(TASK DESCRIPTION): Keep the images out and copy every entry below exactly.

(Stored data)
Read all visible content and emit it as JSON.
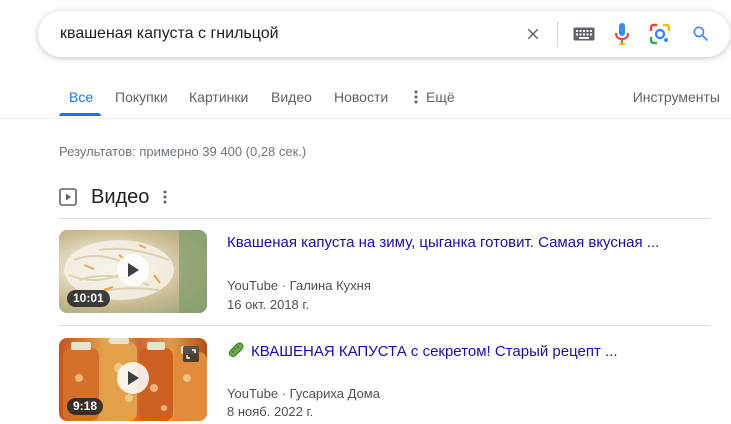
{
  "search": {
    "query": "квашеная капуста с гнильцой"
  },
  "tabs": [
    {
      "label": "Все",
      "active": true
    },
    {
      "label": "Покупки"
    },
    {
      "label": "Картинки"
    },
    {
      "label": "Видео"
    },
    {
      "label": "Новости"
    },
    {
      "label": "Ещё"
    }
  ],
  "tools_label": "Инструменты",
  "stats": "Результатов: примерно 39 400 (0,28 сек.)",
  "videos_section": {
    "title": "Видео",
    "items": [
      {
        "title": "Квашеная капуста на зиму, цыганка готовит. Самая вкусная ...",
        "source": "YouTube",
        "channel": "Галина Кухня",
        "date": "16 окт. 2018 г.",
        "duration": "10:01"
      },
      {
        "title": "КВАШЕНАЯ КАПУСТА с секретом! Старый рецепт ...",
        "source": "YouTube",
        "channel": "Гусариха Дома",
        "date": "8 нояб. 2022 г.",
        "duration": "9:18"
      }
    ]
  },
  "colors": {
    "accent": "#1a73e8",
    "link": "#1a0dab",
    "muted": "#70757a"
  }
}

(TASK RESULT):
Read all visible content and emit it as JSON.
{
  "search": {
    "query": "квашеная капуста с гнильцой"
  },
  "tabs": [
    {
      "label": "Все",
      "active": true
    },
    {
      "label": "Покупки"
    },
    {
      "label": "Картинки"
    },
    {
      "label": "Видео"
    },
    {
      "label": "Новости"
    },
    {
      "label": "Ещё"
    }
  ],
  "tools_label": "Инструменты",
  "stats": "Результатов: примерно 39 400 (0,28 сек.)",
  "videos_section": {
    "title": "Видео",
    "items": [
      {
        "title": "Квашеная капуста на зиму, цыганка готовит. Самая вкусная ...",
        "source": "YouTube",
        "channel": "Галина Кухня",
        "date": "16 окт. 2018 г.",
        "duration": "10:01"
      },
      {
        "title": "КВАШЕНАЯ КАПУСТА с секретом! Старый рецепт ...",
        "source": "YouTube",
        "channel": "Гусариха Дома",
        "date": "8 нояб. 2022 г.",
        "duration": "9:18"
      }
    ]
  },
  "colors": {
    "accent": "#1a73e8",
    "link": "#1a0dab",
    "muted": "#70757a"
  }
}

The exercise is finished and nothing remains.